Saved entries

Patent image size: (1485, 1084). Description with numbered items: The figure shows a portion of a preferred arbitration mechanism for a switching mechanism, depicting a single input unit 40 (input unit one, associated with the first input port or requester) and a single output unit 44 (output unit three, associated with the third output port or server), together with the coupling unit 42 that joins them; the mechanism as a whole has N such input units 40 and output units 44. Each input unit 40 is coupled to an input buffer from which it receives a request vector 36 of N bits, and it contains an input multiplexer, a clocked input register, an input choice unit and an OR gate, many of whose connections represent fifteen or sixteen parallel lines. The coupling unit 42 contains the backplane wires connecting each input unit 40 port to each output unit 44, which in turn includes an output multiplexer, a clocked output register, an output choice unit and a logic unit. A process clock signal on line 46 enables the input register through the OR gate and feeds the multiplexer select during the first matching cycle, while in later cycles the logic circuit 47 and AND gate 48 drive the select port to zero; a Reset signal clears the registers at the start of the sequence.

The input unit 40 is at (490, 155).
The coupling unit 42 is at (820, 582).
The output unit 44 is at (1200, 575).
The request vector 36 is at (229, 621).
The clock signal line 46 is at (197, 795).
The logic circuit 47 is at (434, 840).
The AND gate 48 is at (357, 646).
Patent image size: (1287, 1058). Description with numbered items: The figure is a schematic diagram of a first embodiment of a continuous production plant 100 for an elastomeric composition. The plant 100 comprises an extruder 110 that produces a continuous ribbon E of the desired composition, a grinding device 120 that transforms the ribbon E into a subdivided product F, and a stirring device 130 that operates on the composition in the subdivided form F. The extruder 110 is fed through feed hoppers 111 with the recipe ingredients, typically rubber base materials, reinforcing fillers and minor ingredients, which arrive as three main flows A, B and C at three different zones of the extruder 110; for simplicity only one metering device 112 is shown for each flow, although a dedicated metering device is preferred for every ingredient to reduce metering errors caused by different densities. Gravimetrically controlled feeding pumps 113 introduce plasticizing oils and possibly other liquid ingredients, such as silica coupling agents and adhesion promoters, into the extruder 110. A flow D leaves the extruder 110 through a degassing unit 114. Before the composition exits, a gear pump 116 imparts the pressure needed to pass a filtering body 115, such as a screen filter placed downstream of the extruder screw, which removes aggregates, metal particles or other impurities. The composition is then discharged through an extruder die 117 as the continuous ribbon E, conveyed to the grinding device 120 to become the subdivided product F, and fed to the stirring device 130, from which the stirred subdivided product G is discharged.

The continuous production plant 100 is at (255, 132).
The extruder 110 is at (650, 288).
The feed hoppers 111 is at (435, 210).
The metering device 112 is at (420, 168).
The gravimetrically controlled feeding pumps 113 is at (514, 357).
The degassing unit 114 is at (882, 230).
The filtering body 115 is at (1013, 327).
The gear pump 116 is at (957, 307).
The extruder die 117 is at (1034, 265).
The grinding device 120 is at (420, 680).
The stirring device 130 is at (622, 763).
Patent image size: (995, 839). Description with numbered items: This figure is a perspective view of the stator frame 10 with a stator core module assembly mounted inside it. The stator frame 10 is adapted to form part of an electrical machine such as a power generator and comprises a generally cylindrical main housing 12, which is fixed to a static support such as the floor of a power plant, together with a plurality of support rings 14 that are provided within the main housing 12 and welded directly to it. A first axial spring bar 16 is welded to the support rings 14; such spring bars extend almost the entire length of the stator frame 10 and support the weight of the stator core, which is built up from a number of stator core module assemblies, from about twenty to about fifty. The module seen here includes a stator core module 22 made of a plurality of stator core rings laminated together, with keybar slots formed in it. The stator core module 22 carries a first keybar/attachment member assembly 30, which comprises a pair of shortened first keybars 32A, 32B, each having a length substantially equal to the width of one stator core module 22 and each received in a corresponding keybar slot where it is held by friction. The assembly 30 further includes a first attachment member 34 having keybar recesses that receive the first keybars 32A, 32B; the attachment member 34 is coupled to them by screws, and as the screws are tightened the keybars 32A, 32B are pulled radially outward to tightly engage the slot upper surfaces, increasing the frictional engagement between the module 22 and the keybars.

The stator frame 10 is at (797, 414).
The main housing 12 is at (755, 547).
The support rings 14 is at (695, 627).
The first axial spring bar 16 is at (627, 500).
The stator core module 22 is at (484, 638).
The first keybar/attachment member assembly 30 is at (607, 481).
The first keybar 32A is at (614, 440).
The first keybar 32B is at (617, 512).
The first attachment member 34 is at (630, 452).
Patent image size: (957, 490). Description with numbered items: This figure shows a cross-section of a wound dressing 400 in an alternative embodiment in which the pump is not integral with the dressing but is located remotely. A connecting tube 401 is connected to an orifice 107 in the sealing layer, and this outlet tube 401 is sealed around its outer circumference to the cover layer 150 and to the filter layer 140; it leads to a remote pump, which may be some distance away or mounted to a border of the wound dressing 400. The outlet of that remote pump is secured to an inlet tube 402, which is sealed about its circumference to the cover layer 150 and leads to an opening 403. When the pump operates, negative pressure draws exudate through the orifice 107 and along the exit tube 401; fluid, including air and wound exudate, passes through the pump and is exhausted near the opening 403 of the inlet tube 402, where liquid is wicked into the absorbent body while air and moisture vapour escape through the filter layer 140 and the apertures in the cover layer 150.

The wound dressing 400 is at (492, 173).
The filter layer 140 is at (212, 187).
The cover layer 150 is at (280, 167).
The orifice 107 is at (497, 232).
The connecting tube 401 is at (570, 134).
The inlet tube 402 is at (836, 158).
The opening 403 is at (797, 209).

◆ Requirement: Please update the listing so that every "Patent image size" becomes "Figure dimensions", with everything else left unchanged.

◆ Correct result:
Figure dimensions: (1485, 1084). Description with numbered items: The figure shows a portion of a preferred arbitration mechanism for a switching mechanism, depicting a single input unit 40 (input unit one, associated with the first input port or requester) and a single output unit 44 (output unit three, associated with the third output port or server), together with the coupling unit 42 that joins them; the mechanism as a whole has N such input units 40 and output units 44. Each input unit 40 is coupled to an input buffer from which it receives a request vector 36 of N bits, and it contains an input multiplexer, a clocked input register, an input choice unit and an OR gate, many of whose connections represent fifteen or sixteen parallel lines. The coupling unit 42 contains the backplane wires connecting each input unit 40 port to each output unit 44, which in turn includes an output multiplexer, a clocked output register, an output choice unit and a logic unit. A process clock signal on line 46 enables the input register through the OR gate and feeds the multiplexer select during the first matching cycle, while in later cycles the logic circuit 47 and AND gate 48 drive the select port to zero; a Reset signal clears the registers at the start of the sequence.

The input unit 40 is at (490, 155).
The coupling unit 42 is at (820, 582).
The output unit 44 is at (1200, 575).
The request vector 36 is at (229, 621).
The clock signal line 46 is at (197, 795).
The logic circuit 47 is at (434, 840).
The AND gate 48 is at (357, 646).
Figure dimensions: (1287, 1058). Description with numbered items: The figure is a schematic diagram of a first embodiment of a continuous production plant 100 for an elastomeric composition. The plant 100 comprises an extruder 110 that produces a continuous ribbon E of the desired composition, a grinding device 120 that transforms the ribbon E into a subdivided product F, and a stirring device 130 that operates on the composition in the subdivided form F. The extruder 110 is fed through feed hoppers 111 with the recipe ingredients, typically rubber base materials, reinforcing fillers and minor ingredients, which arrive as three main flows A, B and C at three different zones of the extruder 110; for simplicity only one metering device 112 is shown for each flow, although a dedicated metering device is preferred for every ingredient to reduce metering errors caused by different densities. Gravimetrically controlled feeding pumps 113 introduce plasticizing oils and possibly other liquid ingredients, such as silica coupling agents and adhesion promoters, into the extruder 110. A flow D leaves the extruder 110 through a degassing unit 114. Before the composition exits, a gear pump 116 imparts the pressure needed to pass a filtering body 115, such as a screen filter placed downstream of the extruder screw, which removes aggregates, metal particles or other impurities. The composition is then discharged through an extruder die 117 as the continuous ribbon E, conveyed to the grinding device 120 to become the subdivided product F, and fed to the stirring device 130, from which the stirred subdivided product G is discharged.

The continuous production plant 100 is at (255, 132).
The extruder 110 is at (650, 288).
The feed hoppers 111 is at (435, 210).
The metering device 112 is at (420, 168).
The gravimetrically controlled feeding pumps 113 is at (514, 357).
The degassing unit 114 is at (882, 230).
The filtering body 115 is at (1013, 327).
The gear pump 116 is at (957, 307).
The extruder die 117 is at (1034, 265).
The grinding device 120 is at (420, 680).
The stirring device 130 is at (622, 763).
Figure dimensions: (995, 839). Description with numbered items: This figure is a perspective view of the stator frame 10 with a stator core module assembly mounted inside it. The stator frame 10 is adapted to form part of an electrical machine such as a power generator and comprises a generally cylindrical main housing 12, which is fixed to a static support such as the floor of a power plant, together with a plurality of support rings 14 that are provided within the main housing 12 and welded directly to it. A first axial spring bar 16 is welded to the support rings 14; such spring bars extend almost the entire length of the stator frame 10 and support the weight of the stator core, which is built up from a number of stator core module assemblies, from about twenty to about fifty. The module seen here includes a stator core module 22 made of a plurality of stator core rings laminated together, with keybar slots formed in it. The stator core module 22 carries a first keybar/attachment member assembly 30, which comprises a pair of shortened first keybars 32A, 32B, each having a length substantially equal to the width of one stator core module 22 and each received in a corresponding keybar slot where it is held by friction. The assembly 30 further includes a first attachment member 34 having keybar recesses that receive the first keybars 32A, 32B; the attachment member 34 is coupled to them by screws, and as the screws are tightened the keybars 32A, 32B are pulled radially outward to tightly engage the slot upper surfaces, increasing the frictional engagement between the module 22 and the keybars.

The stator frame 10 is at (797, 414).
The main housing 12 is at (755, 547).
The support rings 14 is at (695, 627).
The first axial spring bar 16 is at (627, 500).
The stator core module 22 is at (484, 638).
The first keybar/attachment member assembly 30 is at (607, 481).
The first keybar 32A is at (614, 440).
The first keybar 32B is at (617, 512).
The first attachment member 34 is at (630, 452).
Figure dimensions: (957, 490). Description with numbered items: This figure shows a cross-section of a wound dressing 400 in an alternative embodiment in which the pump is not integral with the dressing but is located remotely. A connecting tube 401 is connected to an orifice 107 in the sealing layer, and this outlet tube 401 is sealed around its outer circumference to the cover layer 150 and to the filter layer 140; it leads to a remote pump, which may be some distance away or mounted to a border of the wound dressing 400. The outlet of that remote pump is secured to an inlet tube 402, which is sealed about its circumference to the cover layer 150 and leads to an opening 403. When the pump operates, negative pressure draws exudate through the orifice 107 and along the exit tube 401; fluid, including air and wound exudate, passes through the pump and is exhausted near the opening 403 of the inlet tube 402, where liquid is wicked into the absorbent body while air and moisture vapour escape through the filter layer 140 and the apertures in the cover layer 150.

The wound dressing 400 is at (492, 173).
The filter layer 140 is at (212, 187).
The cover layer 150 is at (280, 167).
The orifice 107 is at (497, 232).
The connecting tube 401 is at (570, 134).
The inlet tube 402 is at (836, 158).
The opening 403 is at (797, 209).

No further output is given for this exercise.